Article
┄┄┄┄┄┄

As per the wish of Roland, here is a tail-recursive solution:

 <xsl:template name="replace">
  <xsl:param name="ptext"/>
  <xsl:param name="ppattern"/>
  <xsl:param name="preplacement"/>

  <xsl:choose>
     <xsl:when test="not(contains($ptext, $ppattern))">
      <xsl:value-of select="$ptext"/>
     </xsl:when>
     <xsl:otherwise>
       <xsl:value-of select="substring-before($ptext, $ppattern)"/>
       <xsl:value-of select="$preplacement"/>
       <xsl:call-template name="replace">
         <xsl:with-param name="ptext"
           select="substring-after($ptext, $ppattern)"/>
         <xsl:with-param name="ppattern" select="$ppattern"/>
         <xsl:with-param name="preplacement" select="$preplacement"/>
       </xsl:call-template>
     </xsl:otherwise>
  </xsl:choose>
 </xsl:template>

Note that the recursive call is the last instruction in the template -- this is what makes it tail-recursive. The property of being tail-recursive allows a smart XSLT processor (such as Saxon or .NET XslCompiledTransform) to optimize the code, replacing the recursion with simple iteration.

Such code will not end up with a stack-overflow exception even when the "nesting" of calls is millions, whereas non-tail-recursive (and recursive) code typically raises this stack-overflow at a depth of about 1000 nested calls (this really depends on the amount of the available memory).

What if the XSLT processor is not "smart enough"? Is there another technique to avoid deep-level recursive calls stack overflow, that works with every XSLT processor?

Ask me in a separate question and I might tell you :)

Dimitre Novatchev
wow!! this is awesome .. :-) :-) accepted as sol :-)

┄┄┄┄┄┄

Information shown
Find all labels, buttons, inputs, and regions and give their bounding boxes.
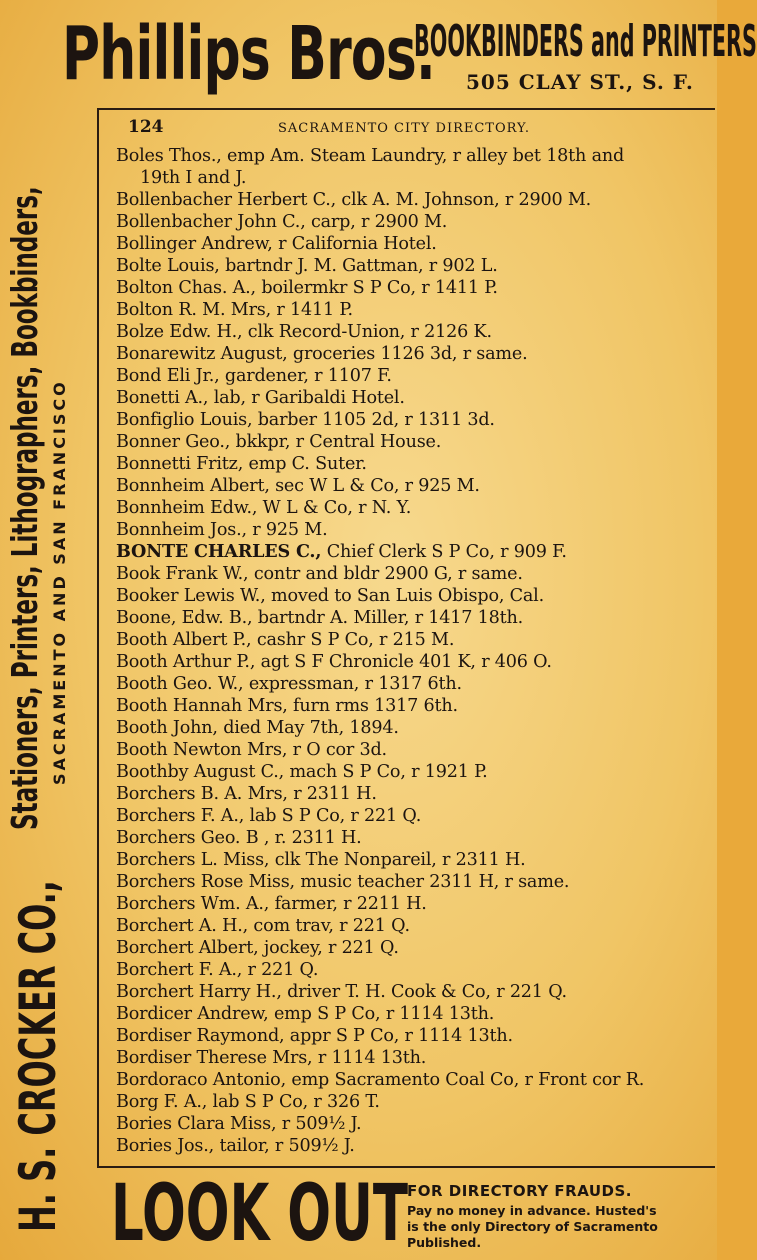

┄┄┄┄┄┄

Written exercise A
Please translate this sentence from the XSLT tail-recursion post into Spanish: "Note that the recursive call is the last instruction in the template -- this is what makes it tail-recursive."
Written exercise B
Resume the XSLT tail-recursion post from its final line onward.
The data has no connection to the XSLT tail-recursion post.

Written response A
Tenga en cuenta que la llamada recursiva es la última instrucción de la plantilla; esto es lo que la hace recursiva de cola.

Written response B
infant programmer
@infant-programmer, Thanks, there are many beautiful applications of XSLT and I would be happy to reveal at least some of them in my answers.
Dimitre Novatchev
that's great of you @Dimitre, :-)
infant programmer
Dimitre, thanks for providing this. One thing is not clear to me though. You say that the recusive call is the last instruction in the template. However, if I parse the template, it seems to me there is one top-level instruction, which is the `<xsl:choose>`. So by definition, not the `<xsl:call-template>` but the `<xsl:choose>` is the last instruction. Or is this still considered tail recursive because the `<xsl:choose>` doesn't actually do something, except execute one of its branches?
Roland Bouman
@Roland-Bouman, the `<xsl:call-template>` is the last *executable* instruction -- after it there are only ending tags. This is used by some smart enough XSLT processors in deciding that the template is tail-recursive and then to perform the optimization to using iteration code.
Dimitre Novatchev
Dimitre, thanks. So I guess this answers the question I posed to you earlier about if and how XSLT processors "rewrite" to obtain tail recursion.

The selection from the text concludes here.